▼

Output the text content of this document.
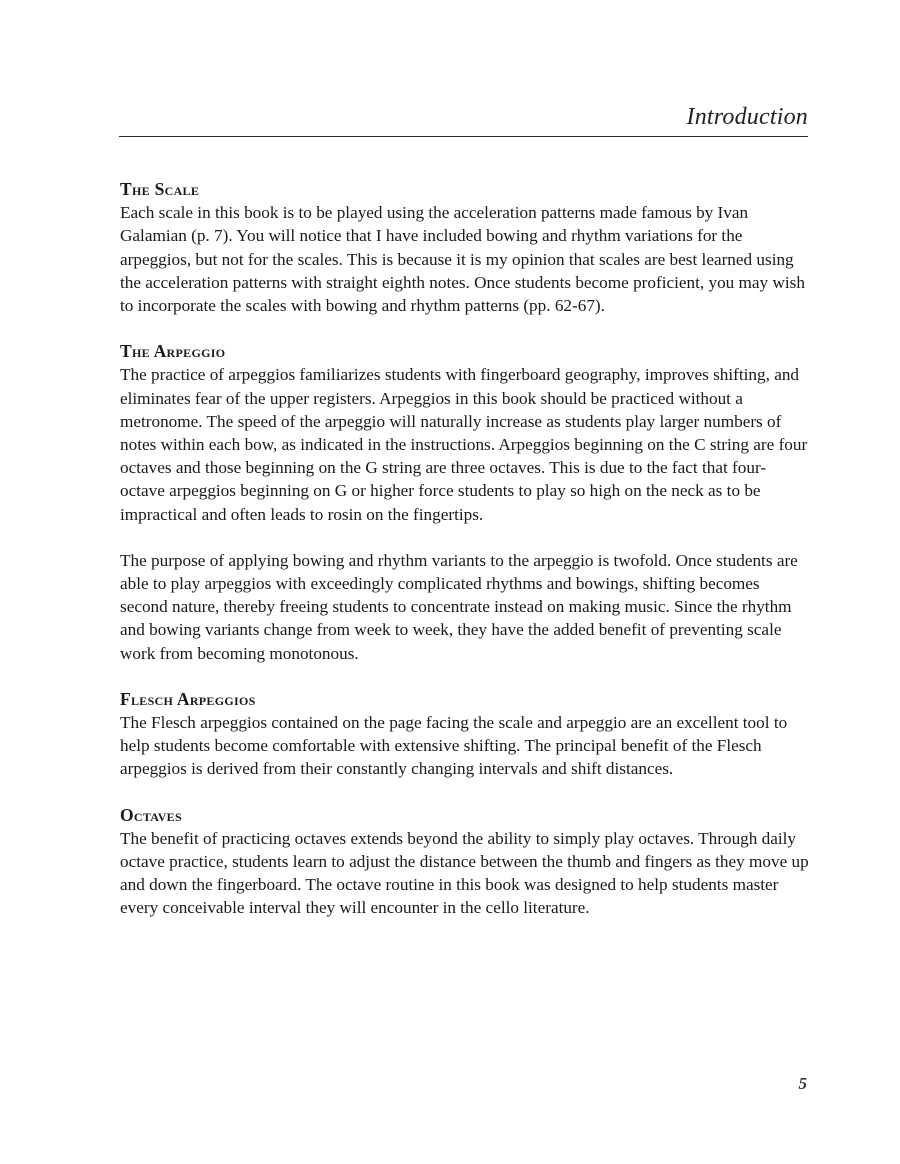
Introduction
The Scale

Each scale in this book is to be played using the acceleration patterns made famous by Ivan Galamian (p. 7). You will notice that I have included bowing and rhythm variations for the arpeggios, but not for the scales. This is because it is my opinion that scales are best learned using the acceleration patterns with straight eighth notes. Once students become proficient, you may wish to incorporate the scales with bowing and rhythm patterns (pp. 62-67).

The Arpeggio

The practice of arpeggios familiarizes students with fingerboard geography, improves shifting, and eliminates fear of the upper registers. Arpeggios in this book should be practiced without a metronome. The speed of the arpeggio will naturally increase as students play larger numbers of notes within each bow, as indicated in the instructions. Arpeggios beginning on the C string are four octaves and those beginning on the G string are three octaves. This is due to the fact that four-octave arpeggios beginning on G or higher force students to play so high on the neck as to be impractical and often leads to rosin on the fingertips.

The purpose of applying bowing and rhythm variants to the arpeggio is twofold. Once students are able to play arpeggios with exceedingly complicated rhythms and bowings, shifting becomes second nature, thereby freeing students to concentrate instead on making music. Since the rhythm and bowing variants change from week to week, they have the added benefit of preventing scale work from becoming monotonous.

Flesch Arpeggios

The Flesch arpeggios contained on the page facing the scale and arpeggio are an excellent tool to help students become comfortable with extensive shifting. The principal benefit of the Flesch arpeggios is derived from their constantly changing intervals and shift distances.

Octaves

The benefit of practicing octaves extends beyond the ability to simply play octaves. Through daily octave practice, students learn to adjust the distance between the thumb and fingers as they move up and down the fingerboard. The octave routine in this book was designed to help students master every conceivable interval they will encounter in the cello literature.

5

▲

Exercise aim:
Quote every entry exactly, with the pictures omitted.

Problem solution:
Output the text content of this document.
Introduction
The Scale

Each scale in this book is to be played using the acceleration patterns made famous by Ivan Galamian (p. 7). You will notice that I have included bowing and rhythm variations for the arpeggios, but not for the scales. This is because it is my opinion that scales are best learned using the acceleration patterns with straight eighth notes. Once students become proficient, you may wish to incorporate the scales with bowing and rhythm patterns (pp. 62-67).

The Arpeggio

The practice of arpeggios familiarizes students with fingerboard geography, improves shifting, and eliminates fear of the upper registers. Arpeggios in this book should be practiced without a metronome. The speed of the arpeggio will naturally increase as students play larger numbers of notes within each bow, as indicated in the instructions. Arpeggios beginning on the C string are four octaves and those beginning on the G string are three octaves. This is due to the fact that four-octave arpeggios beginning on G or higher force students to play so high on the neck as to be impractical and often leads to rosin on the fingertips.

The purpose of applying bowing and rhythm variants to the arpeggio is twofold. Once students are able to play arpeggios with exceedingly complicated rhythms and bowings, shifting becomes second nature, thereby freeing students to concentrate instead on making music. Since the rhythm and bowing variants change from week to week, they have the added benefit of preventing scale work from becoming monotonous.

Flesch Arpeggios

The Flesch arpeggios contained on the page facing the scale and arpeggio are an excellent tool to help students become comfortable with extensive shifting. The principal benefit of the Flesch arpeggios is derived from their constantly changing intervals and shift distances.

Octaves

The benefit of practicing octaves extends beyond the ability to simply play octaves. Through daily octave practice, students learn to adjust the distance between the thumb and fingers as they move up and down the fingerboard. The octave routine in this book was designed to help students master every conceivable interval they will encounter in the cello literature.

5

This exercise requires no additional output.